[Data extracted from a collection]
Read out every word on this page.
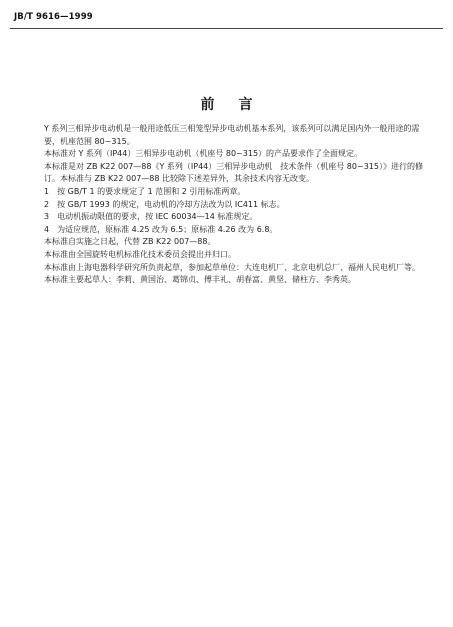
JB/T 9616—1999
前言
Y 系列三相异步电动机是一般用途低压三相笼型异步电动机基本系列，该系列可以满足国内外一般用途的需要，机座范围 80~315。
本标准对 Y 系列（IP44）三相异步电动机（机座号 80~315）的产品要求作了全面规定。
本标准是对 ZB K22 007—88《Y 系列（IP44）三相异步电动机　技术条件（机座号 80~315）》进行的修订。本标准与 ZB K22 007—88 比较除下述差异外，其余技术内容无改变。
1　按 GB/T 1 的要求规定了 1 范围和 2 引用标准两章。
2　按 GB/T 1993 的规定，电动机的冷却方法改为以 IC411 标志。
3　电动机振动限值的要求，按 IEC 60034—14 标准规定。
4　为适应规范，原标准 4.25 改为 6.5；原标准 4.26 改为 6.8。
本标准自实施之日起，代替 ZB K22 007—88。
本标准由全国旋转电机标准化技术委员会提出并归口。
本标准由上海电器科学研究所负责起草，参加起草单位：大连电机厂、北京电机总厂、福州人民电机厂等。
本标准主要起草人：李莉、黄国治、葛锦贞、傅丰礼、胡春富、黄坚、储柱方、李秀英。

...

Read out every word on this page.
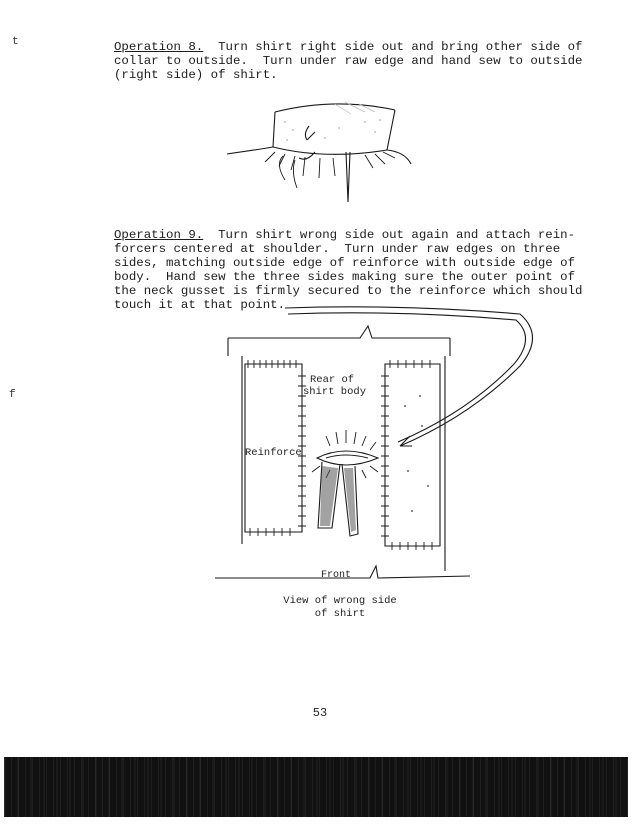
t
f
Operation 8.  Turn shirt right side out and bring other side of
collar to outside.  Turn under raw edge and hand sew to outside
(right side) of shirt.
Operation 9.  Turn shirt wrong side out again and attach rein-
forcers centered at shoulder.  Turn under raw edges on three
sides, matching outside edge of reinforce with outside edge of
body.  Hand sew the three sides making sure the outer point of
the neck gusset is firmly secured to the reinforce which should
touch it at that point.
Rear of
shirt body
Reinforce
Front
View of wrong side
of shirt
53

* * *

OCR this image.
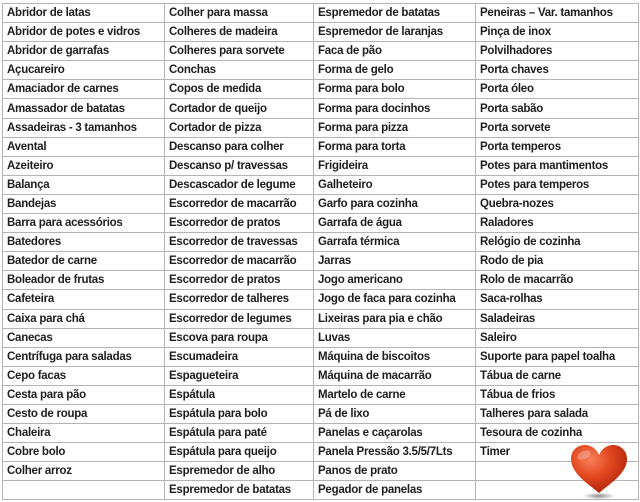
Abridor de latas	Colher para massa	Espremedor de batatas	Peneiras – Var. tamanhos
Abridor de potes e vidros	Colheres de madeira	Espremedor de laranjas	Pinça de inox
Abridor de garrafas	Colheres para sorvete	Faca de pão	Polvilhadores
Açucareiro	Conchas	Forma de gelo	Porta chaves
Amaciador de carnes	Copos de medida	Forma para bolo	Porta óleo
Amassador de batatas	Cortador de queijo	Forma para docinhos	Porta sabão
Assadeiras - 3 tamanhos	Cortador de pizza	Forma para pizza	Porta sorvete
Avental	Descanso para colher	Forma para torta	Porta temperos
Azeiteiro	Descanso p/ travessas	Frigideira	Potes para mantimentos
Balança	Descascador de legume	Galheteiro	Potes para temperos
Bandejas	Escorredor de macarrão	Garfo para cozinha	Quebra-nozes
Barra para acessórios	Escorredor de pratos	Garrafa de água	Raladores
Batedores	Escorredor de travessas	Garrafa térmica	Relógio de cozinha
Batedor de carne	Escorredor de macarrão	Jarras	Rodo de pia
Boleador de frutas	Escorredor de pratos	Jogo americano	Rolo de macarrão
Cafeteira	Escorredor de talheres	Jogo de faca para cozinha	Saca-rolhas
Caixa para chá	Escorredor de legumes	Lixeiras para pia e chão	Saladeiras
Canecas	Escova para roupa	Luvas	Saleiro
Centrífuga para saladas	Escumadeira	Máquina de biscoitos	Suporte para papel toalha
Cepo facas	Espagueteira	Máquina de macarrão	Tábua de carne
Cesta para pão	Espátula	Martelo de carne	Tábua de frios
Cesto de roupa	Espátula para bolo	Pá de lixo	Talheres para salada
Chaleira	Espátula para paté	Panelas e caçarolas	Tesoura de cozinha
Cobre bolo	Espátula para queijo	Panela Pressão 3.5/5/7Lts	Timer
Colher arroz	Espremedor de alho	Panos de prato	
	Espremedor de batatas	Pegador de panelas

#### [BRIEF]
What is the number of lines in the listing above that contain the string "Operation"? Give only the number.

#### [WRITTEN ANSWER]
2